■ **RECORDS SUPPLIED**

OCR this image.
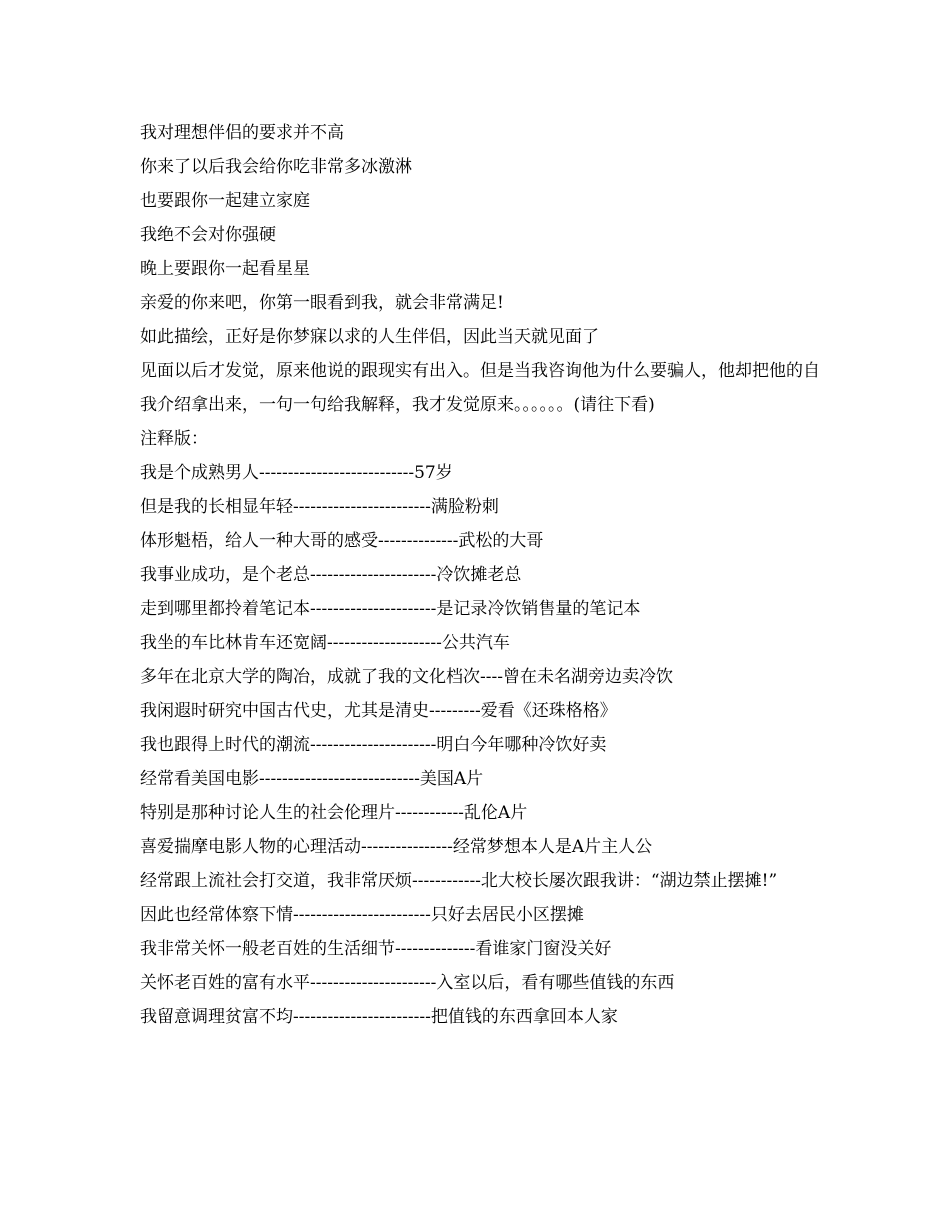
我对理想伴侣的要求并不高
你来了以后我会给你吃非常多冰激淋
也要跟你一起建立家庭
我绝不会对你强硬
晚上要跟你一起看星星
亲爱的你来吧，你第一眼看到我，就会非常满足!
如此描绘，正好是你梦寐以求的人生伴侣，因此当天就见面了
见面以后才发觉，原来他说的跟现实有出入。但是当我咨询他为什么要骗人，他却把他的自我介绍拿出来，一句一句给我解释，我才发觉原来。。。。。。(请往下看)
注释版：
我是个成熟男人---------------------------57岁
但是我的长相显年轻------------------------满脸粉刺
体形魁梧，给人一种大哥的感受--------------武松的大哥
我事业成功，是个老总----------------------冷饮摊老总
走到哪里都拎着笔记本----------------------是记录冷饮销售量的笔记本
我坐的车比林肯车还宽阔--------------------公共汽车
多年在北京大学的陶冶，成就了我的文化档次----曾在未名湖旁边卖冷饮
我闲遐时研究中国古代史，尤其是清史---------爱看《还珠格格》
我也跟得上时代的潮流----------------------明白今年哪种冷饮好卖
经常看美国电影----------------------------美国A片
特别是那种讨论人生的社会伦理片------------乱伦A片
喜爱揣摩电影人物的心理活动----------------经常梦想本人是A片主人公
经常跟上流社会打交道，我非常厌烦------------北大校长屡次跟我讲：“湖边禁止摆摊!”
因此也经常体察下情------------------------只好去居民小区摆摊
我非常关怀一般老百姓的生活细节--------------看谁家门窗没关好
关怀老百姓的富有水平----------------------入室以后，看有哪些值钱的东西
我留意调理贫富不均------------------------把值钱的东西拿回本人家
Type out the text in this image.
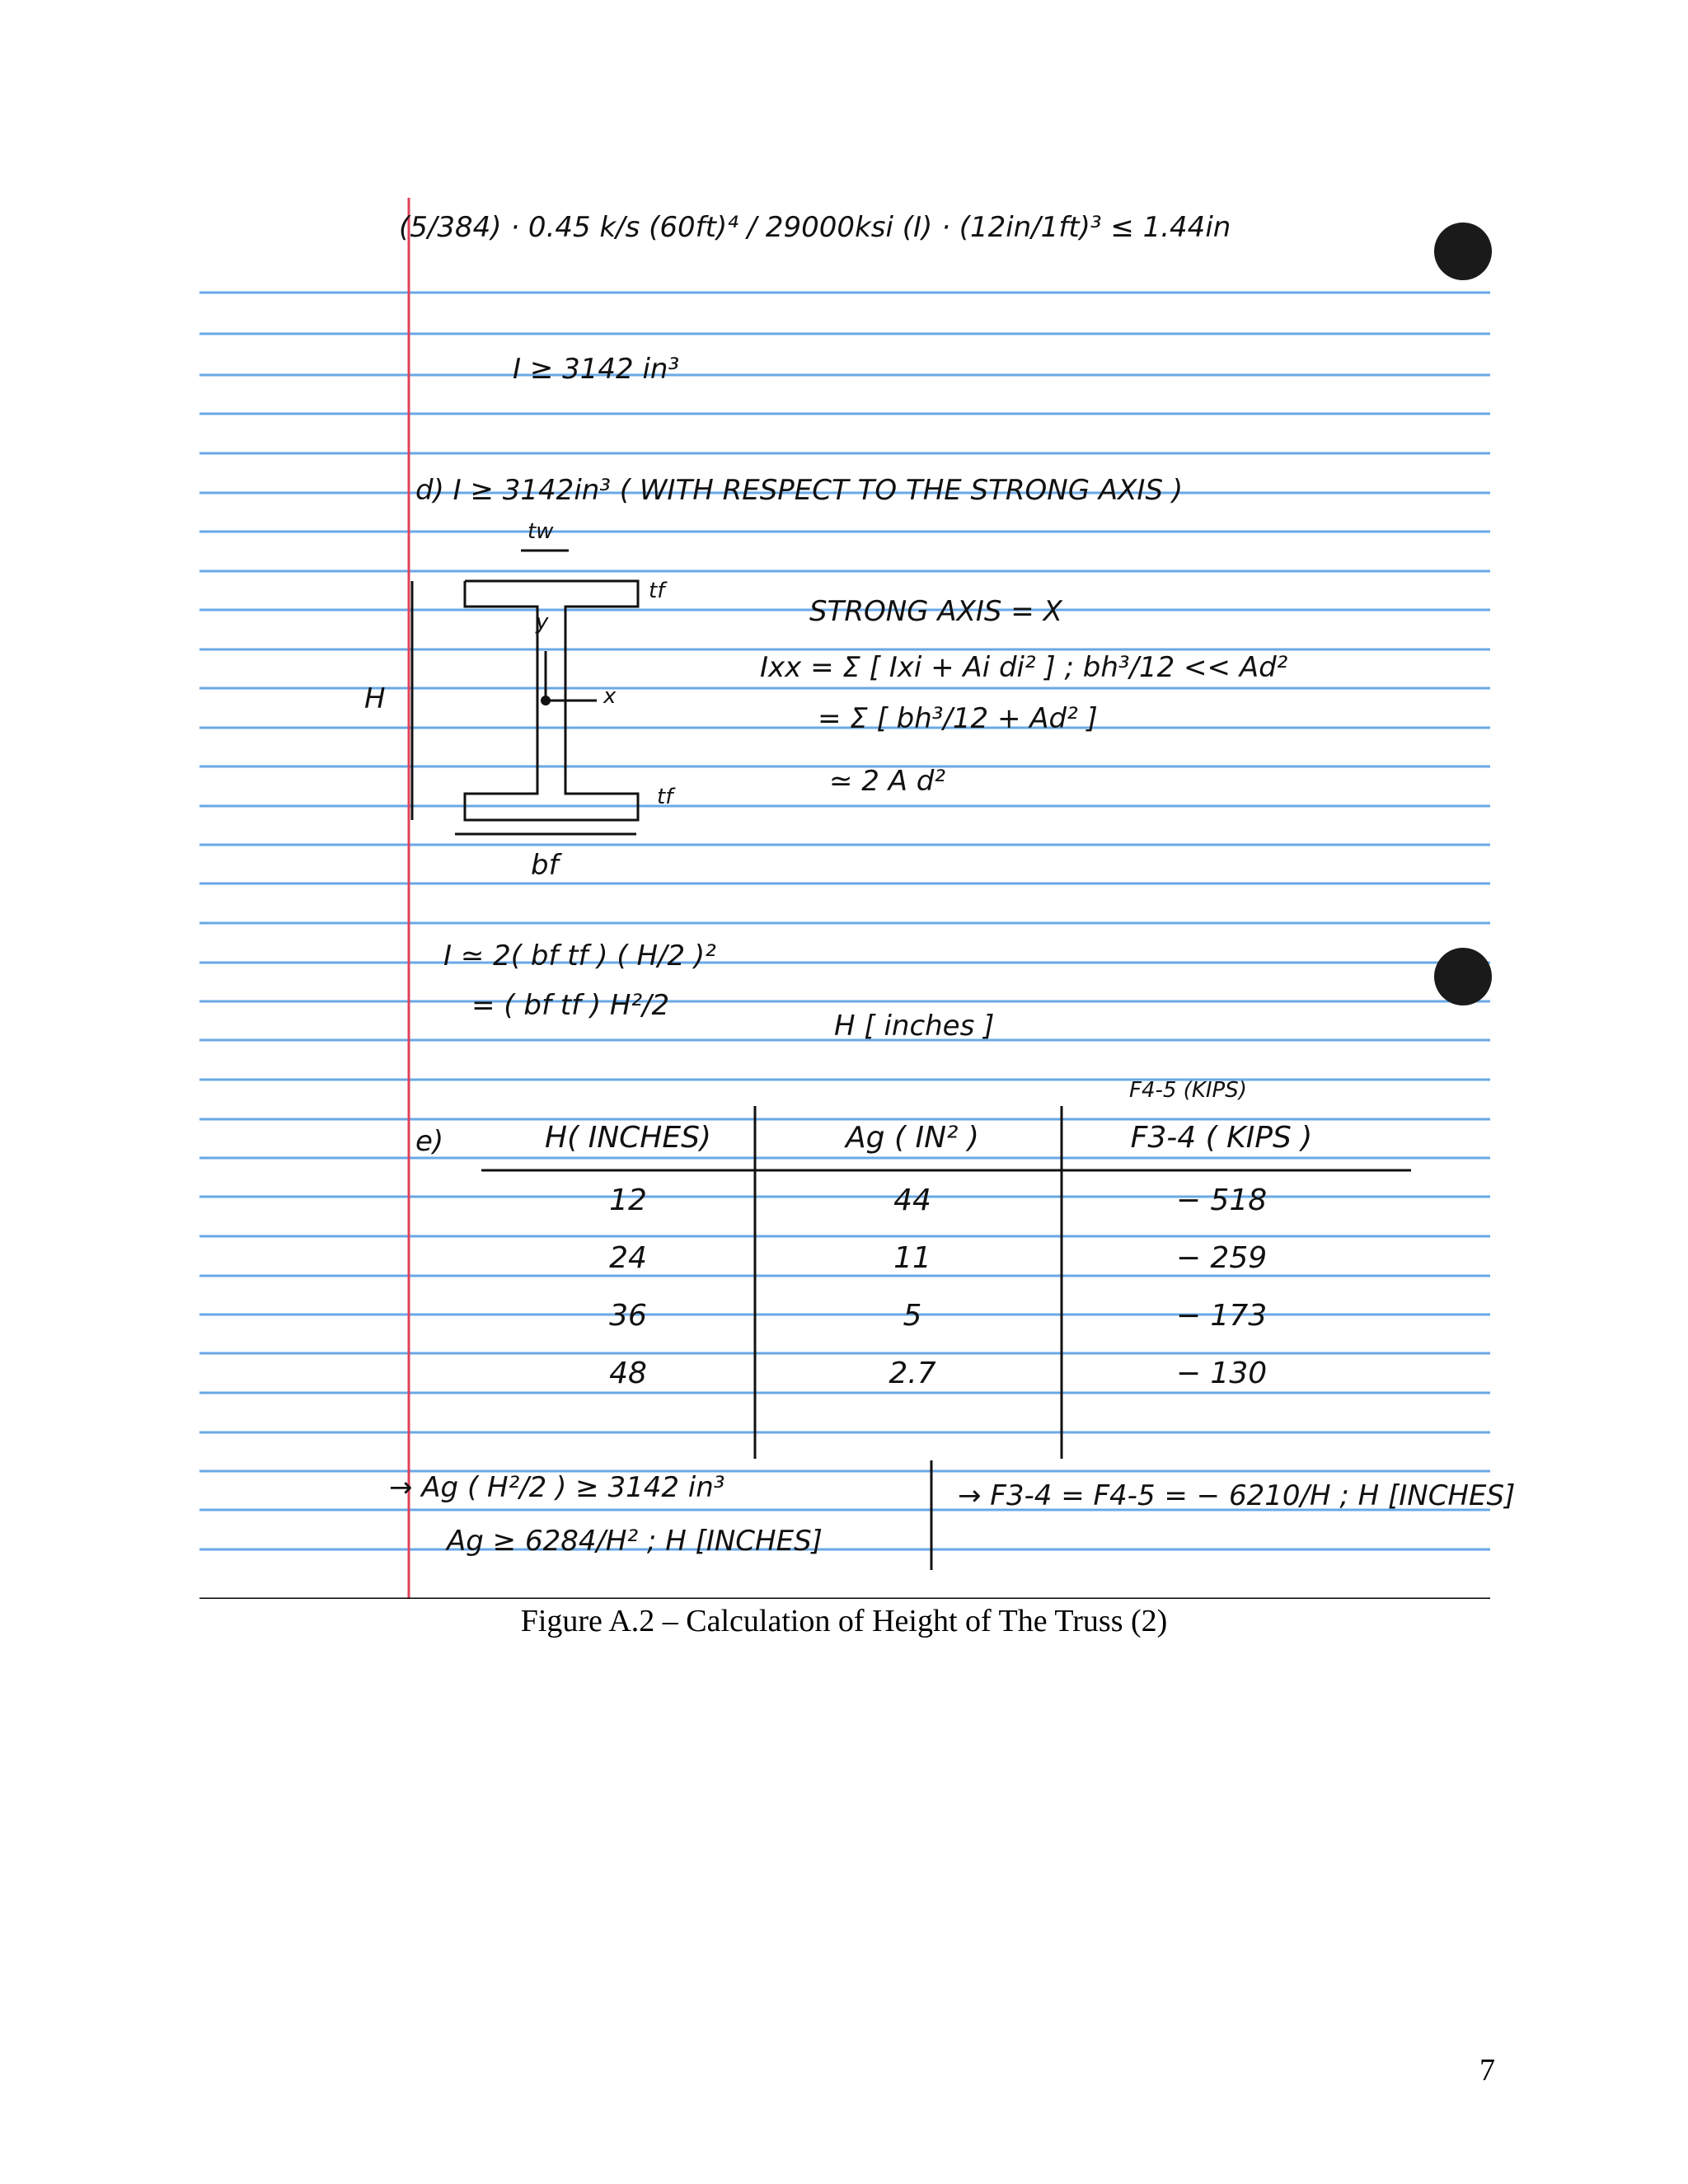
(5/384) · 0.45 k/s (60ft)⁴ / 29000ksi (I) · (12in/1ft)³ ≤ 1.44in
I ≥ 3142 in³
d) I ≥ 3142in³ ( WITH RESPECT TO THE STRONG AXIS )
tw
tf
tf
y
x
H
bf
STRONG AXIS = X
Ixx = Σ [ Ixi + Ai di² ] ; bh³/12 << Ad²
= Σ [ bh³/12 + Ad² ]
≃ 2 A d²
I ≃ 2( bf tf ) ( H/2 )²
= ( bf tf ) H²/2
H [ inches ]
F4-5 (KIPS)
e)	H( INCHES)	Ag ( IN² )	F3-4 ( KIPS )
12	44	− 518
24	11	− 259
36	5	− 173
48	2.7	− 130
→ Ag ( H²/2 ) ≥ 3142 in³
Ag ≥ 6284/H² ; H [INCHES]
→ F3-4 = F4-5 = − 6210/H ; H [INCHES]
Figure A.2 – Calculation of Height of The Truss (2)
7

■ **WHAT NEEDS TO BE DONE**
Take the lines from the one containing "Type out the text in this image." through the final line of the listing above and print them exactly, including both ends but no pictures.

■ **FINAL ANSWER**
Type out the text in this image.
(5/384) · 0.45 k/s (60ft)⁴ / 29000ksi (I) · (12in/1ft)³ ≤ 1.44in
I ≥ 3142 in³
d) I ≥ 3142in³ ( WITH RESPECT TO THE STRONG AXIS )
tw
tf
tf
y
x
H
bf
STRONG AXIS = X
Ixx = Σ [ Ixi + Ai di² ] ; bh³/12 << Ad²
= Σ [ bh³/12 + Ad² ]
≃ 2 A d²
I ≃ 2( bf tf ) ( H/2 )²
= ( bf tf ) H²/2
H [ inches ]
F4-5 (KIPS)
e)	H( INCHES)	Ag ( IN² )	F3-4 ( KIPS )
12	44	− 518
24	11	− 259
36	5	− 173
48	2.7	− 130
→ Ag ( H²/2 ) ≥ 3142 in³
Ag ≥ 6284/H² ; H [INCHES]
→ F3-4 = F4-5 = − 6210/H ; H [INCHES]
Figure A.2 – Calculation of Height of The Truss (2)
7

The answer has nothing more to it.